Stated exercise | In the material below, find every line with "OTTO" and pull it out.

---- Extracted information

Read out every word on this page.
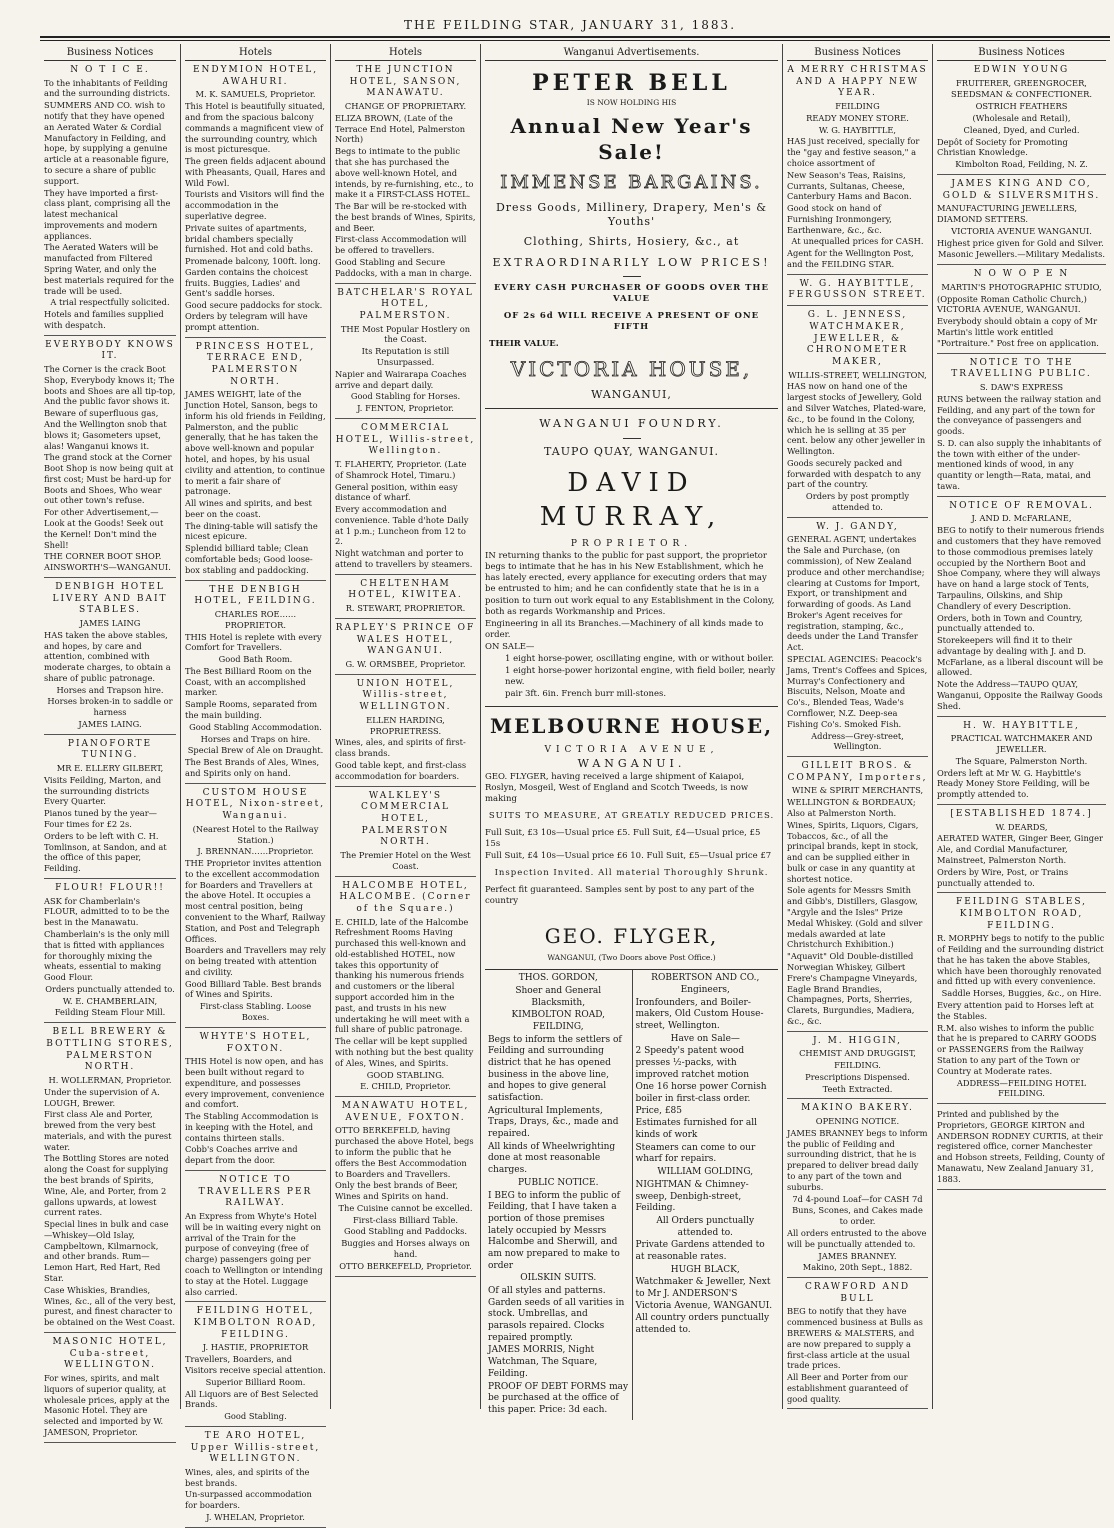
THE FEILDING STAR, JANUARY 31, 1883.
Business Notices
N O T I C E.

To the inhabitants of Feilding and the surrounding districts.

SUMMERS AND CO. wish to notify that they have opened an Aerated Water & Cordial Manufactory in Feilding, and hope, by supplying a genuine article at a reasonable figure, to secure a share of public support.

They have imported a first-class plant, comprising all the latest mechanical improvements and modern appliances.

The Aerated Waters will be manufacted from Filtered Spring Water, and only the best materials required for the trade will be used.

A trial respectfully solicited.

Hotels and families supplied with despatch.

EVERYBODY KNOWS IT.

The Corner is the crack Boot Shop, Everybody knows it; The boots and Shoes are all tip-top, And the public favor shows it.

Beware of superfluous gas, And the Wellington snob that blows it; Gasometers upset, alas! Wanganui knows it.

The grand stock at the Corner Boot Shop is now being quit at first cost; Must be hard-up for Boots and Shoes, Who wear out other town's refuse.

For other Advertisement,—Look at the Goods! Seek out the Kernel! Don't mind the Shell!

THE CORNER BOOT SHOP. AINSWORTH'S—WANGANUI.

DENBIGH HOTEL LIVERY AND BAIT STABLES.

JAMES LAING

HAS taken the above stables, and hopes, by care and attention, combined with moderate charges, to obtain a share of public patronage.

Horses and Trapson hire.

Horses broken-in to saddle or harness

JAMES LAING.

PIANOFORTE TUNING.

MR E. ELLERY GILBERT,

Visits Feilding, Marton, and the surrounding districts Every Quarter.

Pianos tuned by the year—Four times for £2 2s.

Orders to be left with C. H. Tomlinson, at Sandon, and at the office of this paper, Feilding.

FLOUR! FLOUR!!

ASK for Chamberlain's FLOUR, admitted to to be the best in the Manawatu.

Chamberlain's is the only mill that is fitted with appliances for thoroughly mixing the wheats, essential to making Good Flour.

Orders punctually attended to.

W. E. CHAMBERLAIN,

Feilding Steam Flour Mill.

BELL BREWERY & BOTTLING STORES, PALMERSTON NORTH.

H. WOLLERMAN, Proprietor.

Under the supervision of A. LOUGH, Brewer.

First class Ale and Porter, brewed from the very best materials, and with the purest water.

The Bottling Stores are noted along the Coast for supplying the best brands of Spirits, Wine, Ale, and Porter, from 2 gallons upwards, at lowest current rates.

Special lines in bulk and case—Whiskey—Old Islay, Campbeltown, Kilmarnock, and other brands. Rum—Lemon Hart, Red Hart, Red Star.

Case Whiskies, Brandies, Wines, &c., all of the very best, purest, and finest character to be obtained on the West Coast.

MASONIC HOTEL, Cuba-street, WELLINGTON.

For wines, spirits, and malt liquors of superior quality, at wholesale prices, apply at the Masonic Hotel. They are selected and imported by W. JAMESON, Proprietor.

Hotels
ENDYMION HOTEL, AWAHURI.

M. K. SAMUELS, Proprietor.

This Hotel is beautifully situated, and from the spacious balcony commands a magnificent view of the surrounding country, which is most picturesque.

The green fields adjacent abound with Pheasants, Quail, Hares and Wild Fowl.

Tourists and Visitors will find the accommodation in the superlative degree.

Private suites of apartments, bridal chambers specially furnished. Hot and cold baths.

Promenade balcony, 100ft. long. Garden contains the choicest fruits. Buggies, Ladies' and Gent's saddle horses.

Good secure paddocks for stock. Orders by telegram will have prompt attention.

PRINCESS HOTEL, TERRACE END, PALMERSTON NORTH.

JAMES WEIGHT, late of the Junction Hotel, Sanson, begs to inform his old friends in Feilding, Palmerston, and the public generally, that he has taken the above well-known and popular hotel, and hopes, by his usual civility and attention, to continue to merit a fair share of patronage.

All wines and spirits, and best beer on the coast.

The dining-table will satisfy the nicest epicure.

Splendid billiard table; Clean comfortable beds; Good loose-box stabling and paddocking.

THE DENBIGH HOTEL, FEILDING.

CHARLES ROE……PROPRIETOR.

THIS Hotel is replete with every Comfort for Travellers.

Good Bath Room.

The Best Billiard Room on the Coast, with an accomplished marker.

Sample Rooms, separated from the main building.

Good Stabling Accommodation.

Horses and Traps on hire.

Special Brew of Ale on Draught.

The Best Brands of Ales, Wines, and Spirits only on hand.

CUSTOM HOUSE HOTEL, Nixon-street, Wanganui.

(Nearest Hotel to the Railway Station.)

J. BRENNAN……Proprietor.

THE Proprietor invites attention to the excellent accommodation for Boarders and Travellers at the above Hotel. It occupies a most central position, being convenient to the Wharf, Railway Station, and Post and Telegraph Offices.

Boarders and Travellers may rely on being treated with attention and civility.

Good Billiard Table. Best brands of Wines and Spirits.

First-class Stabling. Loose Boxes.

WHYTE'S HOTEL, FOXTON.

THIS Hotel is now open, and has been built without regard to expenditure, and possesses every improvement, convenience and comfort.

The Stabling Accommodation is in keeping with the Hotel, and contains thirteen stalls.

Cobb's Coaches arrive and depart from the door.

NOTICE TO TRAVELLERS PER RAILWAY.

An Express from Whyte's Hotel will be in waiting every night on arrival of the Train for the purpose of conveying (free of charge) passengers going per coach to Wellington or intending to stay at the Hotel. Luggage also carried.

FEILDING HOTEL, KIMBOLTON ROAD, FEILDING.

J. HASTIE, PROPRIETOR

Travellers, Boarders, and Visitors receive special attention.

Superior Billiard Room.

All Liquors are of Best Selected Brands.

Good Stabling.

TE ARO HOTEL, Upper Willis-street, WELLINGTON.

Wines, ales, and spirits of the best brands.

Un-surpassed accommodation for boarders.

J. WHELAN, Proprietor.

Hotels
THE JUNCTION HOTEL, SANSON, MANAWATU.

CHANGE OF PROPRIETARY.

ELIZA BROWN, (Late of the Terrace End Hotel, Palmerston North)

Begs to intimate to the public that she has purchased the above well-known Hotel, and intends, by re-furnishing, etc., to make it a FIRST-CLASS HOTEL.

The Bar will be re-stocked with the best brands of Wines, Spirits, and Beer.

First-class Accommodation will be offered to travellers.

Good Stabling and Secure Paddocks, with a man in charge.

BATCHELAR'S ROYAL HOTEL, PALMERSTON.

THE Most Popular Hostlery on the Coast.

Its Reputation is still Unsurpassed.

Napier and Wairarapa Coaches arrive and depart daily.

Good Stabling for Horses.

J. FENTON, Proprietor.

COMMERCIAL HOTEL, Willis-street, Wellington.

T. FLAHERTY, Proprietor. (Late of Shamrock Hotel, Timaru.)

General position, within easy distance of wharf.

Every accommodation and convenience. Table d'hote Daily at 1 p.m.; Luncheon from 12 to 2.

Night watchman and porter to attend to travellers by steamers.

CHELTENHAM HOTEL, KIWITEA.

R. STEWART, PROPRIETOR.

RAPLEY'S PRINCE OF WALES HOTEL, WANGANUI.

G. W. ORMSBEE, Proprietor.

UNION HOTEL, Willis-street, WELLINGTON.

ELLEN HARDING, PROPRIETRESS.

Wines, ales, and spirits of first-class brands.

Good table kept, and first-class accommodation for boarders.

WALKLEY'S COMMERCIAL HOTEL, PALMERSTON NORTH.

The Premier Hotel on the West Coast.

HALCOMBE HOTEL, HALCOMBE. (Corner of the Square.)

E. CHILD, late of the Halcombe Refreshment Rooms Having purchased this well-known and old-established HOTEL, now takes this opportunity of thanking his numerous friends and customers or the liberal support accorded him in the past, and trusts in his new undertaking he will meet with a full share of public patronage.

The cellar will be kept supplied with nothing but the best quality of Ales, Wines, and Spirits.

GOOD STABLING.

E. CHILD, Proprietor.

MANAWATU HOTEL, AVENUE, FOXTON.

OTTO BERKEFELD, having purchased the above Hotel, begs to inform the public that he offers the Best Accommodation to Boarders and Travellers.

Only the best brands of Beer, Wines and Spirits on hand.

The Cuisine cannot be excelled.

First-class Billiard Table.

Good Stabling and Paddocks.

Buggies and Horses always on hand.

OTTO BERKEFELD, Proprietor.

Wanganui Advertisements.
PETER BELL
IS NOW HOLDING HIS
Annual New Year's Sale!
IMMENSE BARGAINS.
Dress Goods, Millinery, Drapery, Men's & Youths'
Clothing, Shirts, Hosiery, &c., at
EXTRAORDINARILY LOW PRICES!
EVERY CASH PURCHASER OF GOODS OVER THE VALUE
OF 2s 6d WILL RECEIVE A PRESENT OF ONE FIFTH
THEIR VALUE.
VICTORIA HOUSE,
WANGANUI,
WANGANUI FOUNDRY.
TAUPO QUAY, WANGANUI.
DAVID MURRAY,
PROPRIETOR.

IN returning thanks to the public for past support, the proprietor begs to intimate that he has in his New Establishment, which he has lately erected, every appliance for executing orders that may be entrusted to him; and he can confidently state that he is in a position to turn out work equal to any Establishment in the Colony, both as regards Workmanship and Prices.

Engineering in all its Branches.—Machinery of all kinds made to order.

ON SALE—

1 eight horse-power, oscillating engine, with or without boiler.

1 eight horse-power horizontal engine, with field boiler, nearly new.

pair 3ft. 6in. French burr mill-stones.

MELBOURNE HOUSE,
VICTORIA AVENUE,
WANGANUI.

GEO. FLYGER, having received a large shipment of Kaiapoi, Roslyn, Mosgeil, West of England and Scotch Tweeds, is now making

SUITS TO MEASURE, AT GREATLY REDUCED PRICES.

Full Suit, £3 10s—Usual price £5. Full Suit, £4—Usual price, £5 15s

Full Suit, £4 10s—Usual price £6 10. Full Suit, £5—Usual price £7

Inspection Invited. All material Thoroughly Shrunk.

Perfect fit guaranteed. Samples sent by post to any part of the country

GEO. FLYGER,
WANGANUI, (Two Doors above Post Office.)

THOS. GORDON,

Shoer and General Blacksmith,

KIMBOLTON ROAD, FEILDING,

Begs to inform the settlers of Feilding and surrounding district that he has opened business in the above line, and hopes to give general satisfaction.

Agricultural Implements, Traps, Drays, &c., made and repaired.

All kinds of Wheelwrighting done at most reasonable charges.

PUBLIC NOTICE.

I BEG to inform the public of Feilding, that I have taken a portion of those premises lately occupied by Messrs Halcombe and Sherwill, and am now prepared to make to order

OILSKIN SUITS.

Of all styles and patterns. Garden seeds of all varities in stock. Umbrellas, and parasols repaired. Clocks repaired promptly.

JAMES MORRIS, Night Watchman, The Square, Feilding.

PROOF OF DEBT FORMS may be purchased at the office of this paper. Price: 3d each.

ROBERTSON AND CO., Engineers,

Ironfounders, and Boiler-makers, Old Custom House-street, Wellington.

Have on Sale—

2 Speedy's patent wood presses ½-packs, with improved ratchet motion

One 16 horse power Cornish boiler in first-class order. Price, £85

Estimates furnished for all kinds of work

Steamers can come to our wharf for repairs.

WILLIAM GOLDING,

NIGHTMAN & Chimney-sweep, Denbigh-street, Feilding.

All Orders punctually attended to.

Private Gardens attended to at reasonable rates.

HUGH BLACK,

Watchmaker & Jeweller, Next to Mr J. ANDERSON'S Victoria Avenue, WANGANUI.

All country orders punctually attended to.

Business Notices
A MERRY CHRISTMAS AND A HAPPY NEW YEAR.

FEILDING

READY MONEY STORE.

W. G. HAYBITTLE,

HAS just received, specially for the "gay and festive season," a choice assortment of

New Season's Teas, Raisins, Currants, Sultanas, Cheese, Canterbury Hams and Bacon.

Good stock on hand of Furnishing Ironmongery, Earthenware, &c., &c.

At unequalled prices for CASH.

Agent for the Wellington Post, and the FEILDING STAR.

W. G. HAYBITTLE, FERGUSSON STREET.
G. L. JENNESS, WATCHMAKER, JEWELLER, & CHRONOMETER MAKER,

WILLIS-STREET, WELLINGTON,

HAS now on hand one of the largest stocks of Jewellery, Gold and Silver Watches, Plated-ware, &c., to be found in the Colony, which he is selling at 35 per cent. below any other jeweller in Wellington.

Goods securely packed and forwarded with despatch to any part of the country.

Orders by post promptly attended to.

W. J. GANDY,

GENERAL AGENT, undertakes the Sale and Purchase, (on commission), of New Zealand produce and other merchandise; clearing at Customs for Import, Export, or transhipment and forwarding of goods. As Land Broker's Agent receives for registration, stamping, &c., deeds under the Land Transfer Act.

SPECIAL AGENCIES: Peacock's Jams, Trent's Coffees and Spices, Murray's Confectionery and Biscuits, Nelson, Moate and Co's., Blended Teas, Wade's Cornflower, N.Z. Deep-sea Fishing Co's. Smoked Fish.

Address—Grey-street, Wellington.

GILLEIT BROS. & COMPANY, Importers,

WINE & SPIRIT MERCHANTS,

WELLINGTON & BORDEAUX; Also at Palmerston North.

Wines, Spirits, Liquors, Cigars, Tobaccos, &c., of all the principal brands, kept in stock, and can be supplied either in bulk or case in any quantity at shortest notice.

Sole agents for Messrs Smith and Gibb's, Distillers, Glasgow, "Argyle and the Isles" Prize Medal Whiskey. (Gold and silver medals awarded at late Christchurch Exhibition.)

"Aquavit" Old Double-distilled Norwegian Whiskey, Gilbert Frere's Champagne Vineyards, Eagle Brand Brandies, Champagnes, Ports, Sherries, Clarets, Burgundies, Madiera, &c., &c.

J. M. HIGGIN,

CHEMIST AND DRUGGIST,

FEILDING.

Prescriptions Dispensed.

Teeth Extracted.

MAKINO BAKERY.

OPENING NOTICE.

JAMES BRANNEY begs to inform the public of Feilding and surrounding district, that he is prepared to deliver bread daily to any part of the town and suburbs.

7d 4-pound Loaf—for CASH 7d

Buns, Scones, and Cakes made to order.

All orders entrusted to the above will be punctually attended to.

JAMES BRANNEY.

Makino, 20th Sept., 1882.

CRAWFORD AND BULL

BEG to notify that they have commenced business at Bulls as BREWERS & MALSTERS, and are now prepared to supply a first-class article at the usual trade prices.

All Beer and Porter from our establishment guaranteed of good quality.

Business Notices
EDWIN YOUNG

FRUITERER, GREENGROCER,

SEEDSMAN & CONFECTIONER.

OSTRICH FEATHERS

(Wholesale and Retail),

Cleaned, Dyed, and Curled.

Depôt of Society for Promoting Christian Knowledge.

Kimbolton Road, Feilding, N. Z.

JAMES KING AND CO, GOLD & SILVERSMITHS.

MANUFACTURING JEWELLERS, DIAMOND SETTERS.

VICTORIA AVENUE WANGANUI.

Highest price given for Gold and Silver.

Masonic Jewellers.—Military Medalists.

N O W O P E N

MARTIN'S PHOTOGRAPHIC STUDIO,

(Opposite Roman Catholic Church,) VICTORIA AVENUE, WANGANUI.

Everybody should obtain a copy of Mr Martin's little work entitled "Portraiture." Post free on application.

NOTICE TO THE TRAVELLING PUBLIC.

S. DAW'S EXPRESS

RUNS between the railway station and Feilding, and any part of the town for the conveyance of passengers and goods.

S. D. can also supply the inhabitants of the town with either of the under-mentioned kinds of wood, in any quantity or length—Rata, matai, and tawa.

NOTICE OF REMOVAL.

J. AND D. McFARLANE,

BEG to notify to their numerous friends and customers that they have removed to those commodious premises lately occupied by the Northern Boot and Shoe Company, where they will always have on hand a large stock of Tents, Tarpaulins, Oilskins, and Ship Chandlery of every Description.

Orders, both in Town and Country, punctually attended to.

Storekeepers will find it to their advantage by dealing with J. and D. McFarlane, as a liberal discount will be allowed.

Note the Address—TAUPO QUAY, Wanganui, Opposite the Railway Goods Shed.

H. W. HAYBITTLE,

PRACTICAL WATCHMAKER AND JEWELLER.

The Square, Palmerston North.

Orders left at Mr W. G. Haybittle's Ready Money Store Feilding, will be promptly attended to.

[ESTABLISHED 1874.]

W. DEARDS,

AERATED WATER, Ginger Beer, Ginger Ale, and Cordial Manufacturer, Mainstreet, Palmerston North.

Orders by Wire, Post, or Trains punctually attended to.

FEILDING STABLES, KIMBOLTON ROAD, FEILDING.

R. MORPHY begs to notify to the public of Feilding and the surrounding district that he has taken the above Stables, which have been thoroughly renovated and fitted up with every convenience.

Saddle Horses, Buggies, &c., on Hire.

Every attention paid to Horses left at the Stables.

R.M. also wishes to inform the public that he is prepared to CARRY GOODS or PASSENGERS from the Railway Station to any part of the Town or Country at Moderate rates.

ADDRESS—FEILDING HOTEL FEILDING.

Printed and published by the Proprietors, GEORGE KIRTON and ANDERSON RODNEY CURTIS, at their registered office, corner Manchester and Hobson streets, Feilding, County of Manawatu, New Zealand January 31, 1883.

--------

Exercise response |
OTTO BERKEFELD, having purchased the above Hotel, begs to inform the public that he offers the Best Accommodation to Boarders and Travellers.
OTTO BERKEFELD, Proprietor.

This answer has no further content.